**GOAL:** Copy the data exactly; pictures stay out of the copy.

**DATA PROVIDED:**
• • • • •
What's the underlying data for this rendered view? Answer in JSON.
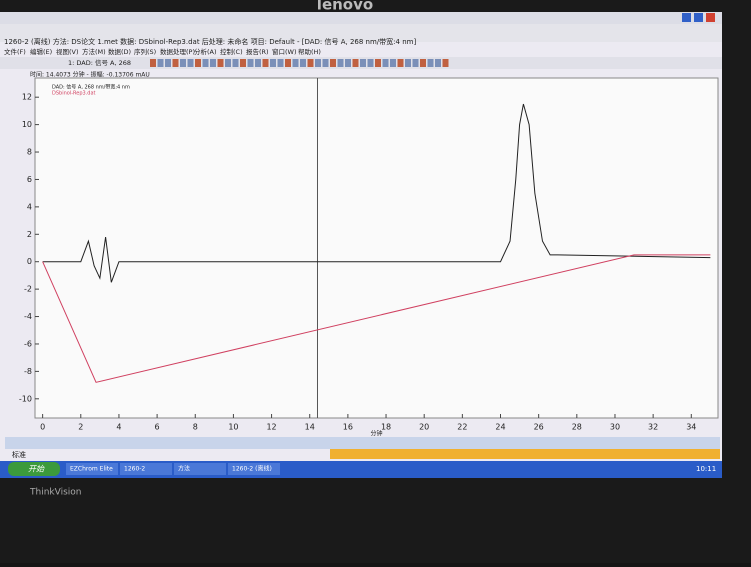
{
  "bezel": {
    "brand_top": "lenovo",
    "brand_bottom": "ThinkVision"
  },
  "window": {
    "title": "1260-2 (离线)   方法: DS论文 1.met   数据: DSbinol-Rep3.dat   后处理: 未命名   项目: Default - [DAD: 信号 A, 268 nm/带宽:4 nm]"
  },
  "menu": [
    "文件(F)",
    "编辑(E)",
    "视图(V)",
    "方法(M)",
    "数据(D)",
    "序列(S)",
    "数据处理(P)",
    "分析(A)",
    "控制(C)",
    "报告(R)",
    "窗口(W)",
    "帮助(H)"
  ],
  "toolbar": {
    "signal": "1: DAD: 信号 A, 268"
  },
  "status": "时间: 14.4073 分钟 - 振幅: -0.13706 mAU",
  "bottom_tab": "标准",
  "taskbar": {
    "start": "开始",
    "items": [
      "EZChrom Elite",
      "1260-2",
      "方法",
      "1260-2 (离线)"
    ],
    "clock": "10:11"
  },
  "chart_data": {
    "type": "line",
    "x_label": "分钟",
    "xlim": [
      -0.4,
      35.4
    ],
    "xticks": [
      0,
      2,
      4,
      6,
      8,
      10,
      12,
      14,
      16,
      18,
      20,
      22,
      24,
      26,
      28,
      30,
      32,
      34
    ],
    "ylim": [
      -11.4,
      13.4
    ],
    "yticks": [
      -10,
      -8,
      -6,
      -4,
      -2,
      0,
      2,
      4,
      6,
      8,
      10,
      12
    ],
    "cursor_x": 14.4073,
    "series": [
      {
        "name": "DAD: 信号 A, 268 nm/带宽:4 nm",
        "color": "#222222",
        "x": [
          0,
          2.0,
          2.4,
          2.7,
          3.0,
          3.3,
          3.6,
          4.0,
          24.0,
          24.5,
          24.8,
          25.0,
          25.2,
          25.5,
          25.8,
          26.2,
          26.6,
          27.0,
          35
        ],
        "values": [
          0,
          0,
          1.5,
          -0.3,
          -1.2,
          1.8,
          -1.5,
          0,
          0,
          1.5,
          6,
          10,
          11.5,
          10,
          5,
          1.5,
          0.5,
          0.5,
          0.3
        ]
      },
      {
        "name": "DSbinol-Rep3.dat",
        "color": "#d04060",
        "x": [
          0,
          2.8,
          31,
          35
        ],
        "values": [
          0,
          -8.8,
          0.5,
          0.5
        ]
      }
    ]
  }
}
• • • • •
**REPLY TO THE EXERCISE:**
What's the underlying data for this rendered view? Answer in JSON.
{
  "bezel": {
    "brand_top": "lenovo",
    "brand_bottom": "ThinkVision"
  },
  "window": {
    "title": "1260-2 (离线)   方法: DS论文 1.met   数据: DSbinol-Rep3.dat   后处理: 未命名   项目: Default - [DAD: 信号 A, 268 nm/带宽:4 nm]"
  },
  "menu": [
    "文件(F)",
    "编辑(E)",
    "视图(V)",
    "方法(M)",
    "数据(D)",
    "序列(S)",
    "数据处理(P)",
    "分析(A)",
    "控制(C)",
    "报告(R)",
    "窗口(W)",
    "帮助(H)"
  ],
  "toolbar": {
    "signal": "1: DAD: 信号 A, 268"
  },
  "status": "时间: 14.4073 分钟 - 振幅: -0.13706 mAU",
  "bottom_tab": "标准",
  "taskbar": {
    "start": "开始",
    "items": [
      "EZChrom Elite",
      "1260-2",
      "方法",
      "1260-2 (离线)"
    ],
    "clock": "10:11"
  },
  "chart_data": {
    "type": "line",
    "x_label": "分钟",
    "xlim": [
      -0.4,
      35.4
    ],
    "xticks": [
      0,
      2,
      4,
      6,
      8,
      10,
      12,
      14,
      16,
      18,
      20,
      22,
      24,
      26,
      28,
      30,
      32,
      34
    ],
    "ylim": [
      -11.4,
      13.4
    ],
    "yticks": [
      -10,
      -8,
      -6,
      -4,
      -2,
      0,
      2,
      4,
      6,
      8,
      10,
      12
    ],
    "cursor_x": 14.4073,
    "series": [
      {
        "name": "DAD: 信号 A, 268 nm/带宽:4 nm",
        "color": "#222222",
        "x": [
          0,
          2.0,
          2.4,
          2.7,
          3.0,
          3.3,
          3.6,
          4.0,
          24.0,
          24.5,
          24.8,
          25.0,
          25.2,
          25.5,
          25.8,
          26.2,
          26.6,
          27.0,
          35
        ],
        "values": [
          0,
          0,
          1.5,
          -0.3,
          -1.2,
          1.8,
          -1.5,
          0,
          0,
          1.5,
          6,
          10,
          11.5,
          10,
          5,
          1.5,
          0.5,
          0.5,
          0.3
        ]
      },
      {
        "name": "DSbinol-Rep3.dat",
        "color": "#d04060",
        "x": [
          0,
          2.8,
          31,
          35
        ],
        "values": [
          0,
          -8.8,
          0.5,
          0.5
        ]
      }
    ]
  }
}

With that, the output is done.